TASK DETAILS: Locate the word "Terus" in the material, then show every line that holds it.

------ AVAILABLE DATA ------

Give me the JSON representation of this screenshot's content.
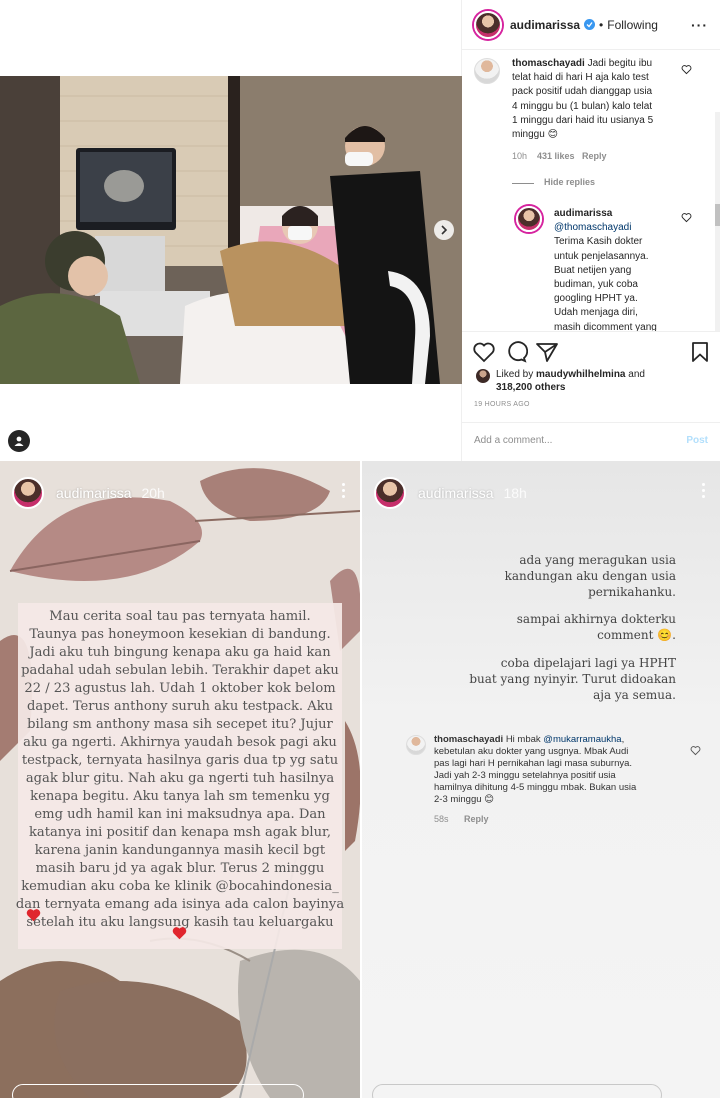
{
  "post": {
    "username": "audimarissa",
    "following_label": "Following",
    "dot": "•",
    "more": "···",
    "comment1": {
      "user": "thomaschayadi",
      "lines": [
        "Jadi begitu ibu",
        "telat haid di hari H aja kalo test",
        "pack positif udah dianggap usia",
        "4 minggu bu (1 bulan) kalo telat",
        "1 minggu dari haid itu usianya 5",
        "minggu 😊"
      ],
      "time": "10h",
      "likes": "431 likes",
      "reply": "Reply"
    },
    "hide_replies": "Hide replies",
    "reply1": {
      "user": "audimarissa",
      "mention": "@thomaschayadi",
      "lines": [
        "Terima Kasih dokter",
        "untuk penjelasannya.",
        "Buat netijen yang",
        "budiman, yuk coba",
        "googling HPHT ya.",
        "Udah menjaga diri,",
        "masih dicomment yang"
      ]
    },
    "liked_by_prefix": "Liked by",
    "liked_by_user": "maudywhilhelmina",
    "liked_by_and": "and",
    "liked_count": "318,200 others",
    "time_ago": "19 HOURS AGO",
    "add_comment_placeholder": "Add a comment...",
    "post_label": "Post"
  },
  "story1": {
    "username": "audimarissa",
    "time": "20h",
    "lines": [
      "Mau cerita soal tau pas ternyata hamil.",
      "Taunya pas honeymoon kesekian di bandung.",
      "Jadi aku tuh bingung kenapa aku ga haid kan",
      "padahal udah sebulan lebih. Terakhir dapet aku",
      "22 / 23 agustus lah. Udah 1 oktober kok belom",
      "dapet. Terus anthony suruh aku testpack. Aku",
      "bilang sm anthony masa sih secepet itu? Jujur",
      "aku ga ngerti. Akhirnya yaudah besok pagi aku",
      "testpack, ternyata hasilnya garis dua tp yg satu",
      "agak blur gitu. Nah aku ga ngerti tuh hasilnya",
      "kenapa begitu. Aku tanya lah sm temenku yg",
      "emg udh hamil kan ini maksudnya apa. Dan",
      "katanya ini positif dan kenapa msh agak blur,",
      "karena janin kandungannya masih kecil bgt",
      "masih baru jd ya agak blur. Terus 2 minggu",
      "kemudian aku coba ke klinik @bocahindonesia_",
      "dan ternyata emang ada isinya ada calon bayinya",
      "setelah itu aku langsung kasih tau keluargaku"
    ]
  },
  "story2": {
    "username": "audimarissa",
    "time": "18h",
    "lines": [
      "ada yang meragukan usia",
      "kandungan aku dengan usia",
      "pernikahanku.",
      "",
      "sampai akhirnya dokterku",
      "comment 😊.",
      "",
      "coba dipelajari lagi ya HPHT",
      "buat yang nyinyir. Turut didoakan",
      "aja ya semua."
    ],
    "comment": {
      "user": "thomaschayadi",
      "greeting": "Hi mbak",
      "mention": "@mukarramaukha",
      "first_tail": ",",
      "lines": [
        "kebetulan aku dokter yang usgnya. Mbak Audi",
        "pas lagi hari H pernikahan lagi masa suburnya.",
        "Jadi yah 2-3 minggu setelahnya positif usia",
        "hamilnya dihitung 4-5 minggu mbak. Bukan usia",
        "2-3 minggu 😊"
      ],
      "time": "58s",
      "reply": "Reply"
    }
  }
}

------

ANSWER IN FULL:
      "dapet. Terus anthony suruh aku testpack. Aku",
      "masih baru jd ya agak blur. Terus 2 minggu",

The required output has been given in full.